> _The exercise_
Give the number of lines that hold the string "have". Nothing else is needed.

> _Dataset extract_
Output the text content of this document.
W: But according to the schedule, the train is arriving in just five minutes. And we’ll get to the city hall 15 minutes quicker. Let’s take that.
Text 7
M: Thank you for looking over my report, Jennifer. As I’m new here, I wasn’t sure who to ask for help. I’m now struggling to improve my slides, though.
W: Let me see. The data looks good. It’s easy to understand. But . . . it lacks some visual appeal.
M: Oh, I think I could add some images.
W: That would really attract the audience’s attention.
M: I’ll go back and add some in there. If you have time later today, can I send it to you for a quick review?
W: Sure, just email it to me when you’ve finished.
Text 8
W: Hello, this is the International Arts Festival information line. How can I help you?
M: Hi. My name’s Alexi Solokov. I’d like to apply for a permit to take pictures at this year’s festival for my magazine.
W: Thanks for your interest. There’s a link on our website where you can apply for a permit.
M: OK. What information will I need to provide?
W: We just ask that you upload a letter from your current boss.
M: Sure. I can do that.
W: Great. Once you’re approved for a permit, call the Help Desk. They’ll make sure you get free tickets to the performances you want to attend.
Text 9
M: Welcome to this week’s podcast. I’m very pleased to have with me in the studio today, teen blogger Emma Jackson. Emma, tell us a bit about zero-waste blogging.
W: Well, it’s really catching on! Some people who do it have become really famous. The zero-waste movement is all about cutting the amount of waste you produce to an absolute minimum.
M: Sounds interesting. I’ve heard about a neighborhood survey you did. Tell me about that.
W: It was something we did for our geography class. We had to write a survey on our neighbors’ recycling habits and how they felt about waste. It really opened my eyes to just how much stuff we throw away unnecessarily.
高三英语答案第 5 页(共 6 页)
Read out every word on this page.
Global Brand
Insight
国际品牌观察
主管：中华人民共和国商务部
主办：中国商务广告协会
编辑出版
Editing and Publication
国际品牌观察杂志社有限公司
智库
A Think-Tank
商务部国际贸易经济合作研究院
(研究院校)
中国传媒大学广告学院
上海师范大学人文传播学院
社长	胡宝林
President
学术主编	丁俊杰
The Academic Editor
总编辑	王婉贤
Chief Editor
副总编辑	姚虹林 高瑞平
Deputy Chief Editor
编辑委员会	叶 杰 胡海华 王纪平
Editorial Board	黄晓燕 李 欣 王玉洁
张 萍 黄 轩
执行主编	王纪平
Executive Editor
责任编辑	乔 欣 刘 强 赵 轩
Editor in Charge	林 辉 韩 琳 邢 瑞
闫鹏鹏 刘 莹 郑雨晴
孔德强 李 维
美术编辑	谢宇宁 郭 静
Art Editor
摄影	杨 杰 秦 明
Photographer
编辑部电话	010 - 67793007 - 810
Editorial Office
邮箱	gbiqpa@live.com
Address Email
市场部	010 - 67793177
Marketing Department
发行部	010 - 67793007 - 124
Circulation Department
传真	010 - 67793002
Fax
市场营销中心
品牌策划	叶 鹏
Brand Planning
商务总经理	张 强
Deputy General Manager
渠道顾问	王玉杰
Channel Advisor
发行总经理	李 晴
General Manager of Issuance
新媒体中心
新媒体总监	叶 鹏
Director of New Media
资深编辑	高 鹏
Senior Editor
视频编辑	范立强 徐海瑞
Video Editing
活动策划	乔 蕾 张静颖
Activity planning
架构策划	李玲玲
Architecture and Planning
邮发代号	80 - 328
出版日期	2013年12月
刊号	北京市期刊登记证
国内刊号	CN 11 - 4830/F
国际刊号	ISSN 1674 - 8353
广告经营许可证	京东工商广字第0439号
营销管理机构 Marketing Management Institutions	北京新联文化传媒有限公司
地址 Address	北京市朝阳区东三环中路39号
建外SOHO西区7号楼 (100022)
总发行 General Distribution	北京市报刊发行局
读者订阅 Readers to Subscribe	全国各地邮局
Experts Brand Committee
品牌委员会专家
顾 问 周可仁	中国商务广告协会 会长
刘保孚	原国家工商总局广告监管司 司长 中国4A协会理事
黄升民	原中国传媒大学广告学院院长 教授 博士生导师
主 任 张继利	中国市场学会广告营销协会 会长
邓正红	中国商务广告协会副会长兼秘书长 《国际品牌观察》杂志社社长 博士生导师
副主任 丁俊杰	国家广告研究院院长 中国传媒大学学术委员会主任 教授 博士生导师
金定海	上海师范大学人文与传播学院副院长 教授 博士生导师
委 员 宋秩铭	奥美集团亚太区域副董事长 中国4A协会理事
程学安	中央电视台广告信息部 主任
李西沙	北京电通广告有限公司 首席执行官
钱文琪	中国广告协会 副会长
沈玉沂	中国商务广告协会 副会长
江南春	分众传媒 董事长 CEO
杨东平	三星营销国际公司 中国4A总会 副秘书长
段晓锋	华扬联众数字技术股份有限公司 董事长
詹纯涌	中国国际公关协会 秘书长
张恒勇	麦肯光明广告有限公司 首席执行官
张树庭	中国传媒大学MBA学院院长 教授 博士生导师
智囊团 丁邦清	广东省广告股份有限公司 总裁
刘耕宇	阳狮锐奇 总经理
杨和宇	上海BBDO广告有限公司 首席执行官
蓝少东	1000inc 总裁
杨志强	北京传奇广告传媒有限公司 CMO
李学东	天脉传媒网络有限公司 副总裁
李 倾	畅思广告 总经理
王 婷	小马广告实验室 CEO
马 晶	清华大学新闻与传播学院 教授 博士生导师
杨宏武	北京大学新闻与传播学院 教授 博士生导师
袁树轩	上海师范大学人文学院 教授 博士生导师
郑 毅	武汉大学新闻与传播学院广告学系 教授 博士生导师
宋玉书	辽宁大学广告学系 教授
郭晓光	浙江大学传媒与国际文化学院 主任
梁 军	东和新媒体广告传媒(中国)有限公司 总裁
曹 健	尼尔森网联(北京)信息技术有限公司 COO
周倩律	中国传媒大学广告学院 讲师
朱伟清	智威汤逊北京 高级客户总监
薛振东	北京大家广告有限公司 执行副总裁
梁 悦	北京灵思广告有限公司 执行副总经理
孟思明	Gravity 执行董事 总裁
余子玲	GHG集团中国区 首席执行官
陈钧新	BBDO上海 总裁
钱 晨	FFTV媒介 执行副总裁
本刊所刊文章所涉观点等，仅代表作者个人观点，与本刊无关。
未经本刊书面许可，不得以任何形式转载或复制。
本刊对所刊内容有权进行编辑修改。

> _Answer in full_
3